> [Short exercise] Identify the lines that contain the string "Inefficiency" and copy all of them.

> [Dataset entries]
***

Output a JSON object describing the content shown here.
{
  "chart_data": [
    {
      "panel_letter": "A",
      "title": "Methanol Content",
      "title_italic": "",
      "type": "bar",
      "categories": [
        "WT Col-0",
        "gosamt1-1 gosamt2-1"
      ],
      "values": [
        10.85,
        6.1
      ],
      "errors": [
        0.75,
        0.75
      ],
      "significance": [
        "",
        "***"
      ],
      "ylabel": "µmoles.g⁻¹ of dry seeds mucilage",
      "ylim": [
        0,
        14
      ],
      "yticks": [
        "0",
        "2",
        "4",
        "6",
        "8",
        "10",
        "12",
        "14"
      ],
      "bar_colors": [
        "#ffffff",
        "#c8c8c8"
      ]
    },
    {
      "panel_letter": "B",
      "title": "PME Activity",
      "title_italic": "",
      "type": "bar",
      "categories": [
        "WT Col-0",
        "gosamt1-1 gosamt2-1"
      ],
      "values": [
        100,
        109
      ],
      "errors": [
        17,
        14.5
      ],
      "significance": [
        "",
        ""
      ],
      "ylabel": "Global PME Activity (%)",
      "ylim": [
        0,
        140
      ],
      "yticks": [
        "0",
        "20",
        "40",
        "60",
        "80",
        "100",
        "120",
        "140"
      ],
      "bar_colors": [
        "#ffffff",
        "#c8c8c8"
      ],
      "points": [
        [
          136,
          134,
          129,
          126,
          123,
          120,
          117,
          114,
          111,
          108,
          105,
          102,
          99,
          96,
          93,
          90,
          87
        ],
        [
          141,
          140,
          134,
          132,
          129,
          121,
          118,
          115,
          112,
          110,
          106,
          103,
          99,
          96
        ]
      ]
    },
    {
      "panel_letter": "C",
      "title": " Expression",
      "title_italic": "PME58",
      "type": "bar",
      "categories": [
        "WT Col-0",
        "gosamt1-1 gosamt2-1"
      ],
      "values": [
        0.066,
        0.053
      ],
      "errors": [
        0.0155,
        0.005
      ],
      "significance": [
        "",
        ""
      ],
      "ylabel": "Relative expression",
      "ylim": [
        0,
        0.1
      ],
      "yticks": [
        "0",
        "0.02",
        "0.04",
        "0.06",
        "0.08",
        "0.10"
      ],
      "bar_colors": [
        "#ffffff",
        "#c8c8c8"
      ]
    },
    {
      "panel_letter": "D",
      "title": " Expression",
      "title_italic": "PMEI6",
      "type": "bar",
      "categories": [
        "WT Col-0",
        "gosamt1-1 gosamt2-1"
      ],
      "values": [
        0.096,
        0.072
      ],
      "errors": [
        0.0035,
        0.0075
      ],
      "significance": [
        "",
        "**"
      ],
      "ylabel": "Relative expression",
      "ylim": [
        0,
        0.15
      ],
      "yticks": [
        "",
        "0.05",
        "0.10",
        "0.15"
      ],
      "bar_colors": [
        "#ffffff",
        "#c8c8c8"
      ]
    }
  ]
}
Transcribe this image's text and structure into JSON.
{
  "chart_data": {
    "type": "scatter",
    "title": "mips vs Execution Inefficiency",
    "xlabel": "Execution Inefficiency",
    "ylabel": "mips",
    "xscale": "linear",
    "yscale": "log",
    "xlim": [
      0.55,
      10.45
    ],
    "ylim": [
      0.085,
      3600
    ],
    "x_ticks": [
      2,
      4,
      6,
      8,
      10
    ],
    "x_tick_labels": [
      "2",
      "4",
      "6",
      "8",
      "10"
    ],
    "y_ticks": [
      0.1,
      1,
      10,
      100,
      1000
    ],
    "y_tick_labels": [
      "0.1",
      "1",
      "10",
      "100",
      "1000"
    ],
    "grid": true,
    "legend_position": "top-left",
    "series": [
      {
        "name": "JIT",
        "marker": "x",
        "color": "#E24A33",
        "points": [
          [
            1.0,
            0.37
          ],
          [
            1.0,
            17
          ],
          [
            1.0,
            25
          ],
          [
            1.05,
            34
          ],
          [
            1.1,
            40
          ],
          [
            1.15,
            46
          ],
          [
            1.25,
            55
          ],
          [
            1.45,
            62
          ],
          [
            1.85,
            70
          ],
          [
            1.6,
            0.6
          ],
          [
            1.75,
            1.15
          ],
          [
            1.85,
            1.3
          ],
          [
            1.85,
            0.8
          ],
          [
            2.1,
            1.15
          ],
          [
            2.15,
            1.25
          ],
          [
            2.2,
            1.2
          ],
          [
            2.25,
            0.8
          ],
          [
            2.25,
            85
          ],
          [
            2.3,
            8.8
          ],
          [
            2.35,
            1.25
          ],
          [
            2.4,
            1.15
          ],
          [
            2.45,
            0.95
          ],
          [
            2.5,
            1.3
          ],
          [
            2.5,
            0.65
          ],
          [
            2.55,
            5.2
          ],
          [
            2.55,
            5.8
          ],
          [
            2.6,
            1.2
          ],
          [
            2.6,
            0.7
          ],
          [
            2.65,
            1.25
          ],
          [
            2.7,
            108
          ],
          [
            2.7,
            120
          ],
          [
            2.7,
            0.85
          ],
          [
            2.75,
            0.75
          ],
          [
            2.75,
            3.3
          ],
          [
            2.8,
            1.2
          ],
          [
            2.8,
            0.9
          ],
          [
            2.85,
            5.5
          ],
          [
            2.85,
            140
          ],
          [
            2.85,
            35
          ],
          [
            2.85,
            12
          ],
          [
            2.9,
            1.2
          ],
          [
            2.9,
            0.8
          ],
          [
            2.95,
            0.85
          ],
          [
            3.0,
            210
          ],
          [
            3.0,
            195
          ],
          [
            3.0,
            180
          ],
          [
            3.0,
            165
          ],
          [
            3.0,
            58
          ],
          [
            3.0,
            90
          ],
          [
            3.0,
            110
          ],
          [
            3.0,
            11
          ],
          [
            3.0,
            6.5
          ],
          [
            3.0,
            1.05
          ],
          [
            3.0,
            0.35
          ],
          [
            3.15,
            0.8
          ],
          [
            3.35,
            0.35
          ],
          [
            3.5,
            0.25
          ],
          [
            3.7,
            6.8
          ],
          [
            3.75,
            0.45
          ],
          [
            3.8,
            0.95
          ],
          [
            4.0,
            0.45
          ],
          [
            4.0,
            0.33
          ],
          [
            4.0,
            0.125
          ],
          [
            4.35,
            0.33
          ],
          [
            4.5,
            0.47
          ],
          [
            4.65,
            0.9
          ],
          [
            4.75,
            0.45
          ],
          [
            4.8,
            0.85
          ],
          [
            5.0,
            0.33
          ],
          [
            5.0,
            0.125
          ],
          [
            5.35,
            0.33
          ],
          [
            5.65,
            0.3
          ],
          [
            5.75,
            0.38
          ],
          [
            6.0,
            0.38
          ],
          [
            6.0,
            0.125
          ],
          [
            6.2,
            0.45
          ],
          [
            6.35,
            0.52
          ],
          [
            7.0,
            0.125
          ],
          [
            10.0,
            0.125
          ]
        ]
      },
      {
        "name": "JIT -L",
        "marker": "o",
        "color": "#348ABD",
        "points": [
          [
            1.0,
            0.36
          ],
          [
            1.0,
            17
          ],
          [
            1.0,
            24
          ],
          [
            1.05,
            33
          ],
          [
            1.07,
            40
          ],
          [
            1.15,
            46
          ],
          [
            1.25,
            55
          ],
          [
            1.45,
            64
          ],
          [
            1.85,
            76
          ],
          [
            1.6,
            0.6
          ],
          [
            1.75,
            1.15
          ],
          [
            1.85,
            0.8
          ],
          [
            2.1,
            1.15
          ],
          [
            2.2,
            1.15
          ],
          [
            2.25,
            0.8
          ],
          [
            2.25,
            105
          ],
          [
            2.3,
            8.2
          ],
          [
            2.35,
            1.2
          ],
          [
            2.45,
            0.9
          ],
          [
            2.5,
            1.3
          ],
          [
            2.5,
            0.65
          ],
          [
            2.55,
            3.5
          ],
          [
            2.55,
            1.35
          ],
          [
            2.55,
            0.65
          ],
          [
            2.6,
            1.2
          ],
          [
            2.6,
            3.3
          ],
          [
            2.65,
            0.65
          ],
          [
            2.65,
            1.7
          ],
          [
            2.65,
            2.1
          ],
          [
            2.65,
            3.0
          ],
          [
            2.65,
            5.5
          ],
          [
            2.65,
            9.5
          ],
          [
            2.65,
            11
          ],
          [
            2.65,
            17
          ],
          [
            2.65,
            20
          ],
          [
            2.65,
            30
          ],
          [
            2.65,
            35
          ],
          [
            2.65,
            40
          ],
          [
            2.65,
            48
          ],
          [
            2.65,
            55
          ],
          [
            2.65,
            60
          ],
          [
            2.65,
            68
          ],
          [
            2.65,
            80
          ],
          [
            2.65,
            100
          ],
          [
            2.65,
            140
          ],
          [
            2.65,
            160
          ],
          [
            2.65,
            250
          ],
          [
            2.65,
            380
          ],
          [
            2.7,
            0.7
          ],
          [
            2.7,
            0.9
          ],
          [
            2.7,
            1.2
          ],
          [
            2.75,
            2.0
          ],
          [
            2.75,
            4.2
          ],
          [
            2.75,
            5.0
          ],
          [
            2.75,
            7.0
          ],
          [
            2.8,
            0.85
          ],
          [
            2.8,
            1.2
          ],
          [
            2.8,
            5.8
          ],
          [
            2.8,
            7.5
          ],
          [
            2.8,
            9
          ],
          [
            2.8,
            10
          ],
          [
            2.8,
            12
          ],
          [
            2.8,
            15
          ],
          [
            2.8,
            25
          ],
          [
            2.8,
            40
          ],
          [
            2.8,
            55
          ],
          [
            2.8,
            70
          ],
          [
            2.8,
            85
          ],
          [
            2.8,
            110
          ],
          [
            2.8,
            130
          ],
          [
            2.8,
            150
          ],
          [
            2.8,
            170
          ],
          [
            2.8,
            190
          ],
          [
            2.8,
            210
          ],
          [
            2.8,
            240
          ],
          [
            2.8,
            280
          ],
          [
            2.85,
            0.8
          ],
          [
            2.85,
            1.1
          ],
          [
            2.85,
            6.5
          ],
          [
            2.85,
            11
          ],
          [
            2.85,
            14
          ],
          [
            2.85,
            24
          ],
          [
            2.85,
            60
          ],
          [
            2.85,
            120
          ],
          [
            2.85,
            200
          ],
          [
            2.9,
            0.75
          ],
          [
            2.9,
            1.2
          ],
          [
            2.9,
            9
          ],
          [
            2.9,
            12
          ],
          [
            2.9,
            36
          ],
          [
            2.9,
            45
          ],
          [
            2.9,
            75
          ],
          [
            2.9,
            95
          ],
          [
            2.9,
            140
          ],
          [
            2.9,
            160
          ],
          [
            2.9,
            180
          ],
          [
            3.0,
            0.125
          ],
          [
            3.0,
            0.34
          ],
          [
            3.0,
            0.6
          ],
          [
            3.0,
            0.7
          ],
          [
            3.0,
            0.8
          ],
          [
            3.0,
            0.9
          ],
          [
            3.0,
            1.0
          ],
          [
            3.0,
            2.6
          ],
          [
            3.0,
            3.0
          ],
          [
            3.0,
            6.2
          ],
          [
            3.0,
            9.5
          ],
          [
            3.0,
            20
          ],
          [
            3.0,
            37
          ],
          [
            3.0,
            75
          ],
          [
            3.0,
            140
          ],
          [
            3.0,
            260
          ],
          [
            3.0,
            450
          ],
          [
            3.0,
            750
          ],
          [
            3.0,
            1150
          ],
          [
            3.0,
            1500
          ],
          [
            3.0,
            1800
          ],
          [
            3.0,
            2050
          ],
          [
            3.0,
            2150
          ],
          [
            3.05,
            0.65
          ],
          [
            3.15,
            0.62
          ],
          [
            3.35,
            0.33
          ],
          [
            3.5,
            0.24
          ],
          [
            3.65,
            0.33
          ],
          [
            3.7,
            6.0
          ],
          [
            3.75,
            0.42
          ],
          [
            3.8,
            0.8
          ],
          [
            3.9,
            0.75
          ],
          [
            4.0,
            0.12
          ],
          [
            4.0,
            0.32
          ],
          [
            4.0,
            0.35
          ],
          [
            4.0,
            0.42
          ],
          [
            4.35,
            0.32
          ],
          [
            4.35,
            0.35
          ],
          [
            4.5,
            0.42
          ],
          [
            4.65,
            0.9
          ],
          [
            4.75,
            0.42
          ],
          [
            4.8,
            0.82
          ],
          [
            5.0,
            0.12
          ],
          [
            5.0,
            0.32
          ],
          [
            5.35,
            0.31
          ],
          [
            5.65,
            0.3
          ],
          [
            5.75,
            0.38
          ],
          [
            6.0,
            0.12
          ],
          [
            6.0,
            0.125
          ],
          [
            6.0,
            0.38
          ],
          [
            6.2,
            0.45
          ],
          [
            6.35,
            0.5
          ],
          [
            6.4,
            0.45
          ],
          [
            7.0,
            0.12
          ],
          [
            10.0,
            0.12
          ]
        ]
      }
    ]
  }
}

***

> [Right answer]
    "title": "mips vs Execution Inefficiency",
    "xlabel": "Execution Inefficiency",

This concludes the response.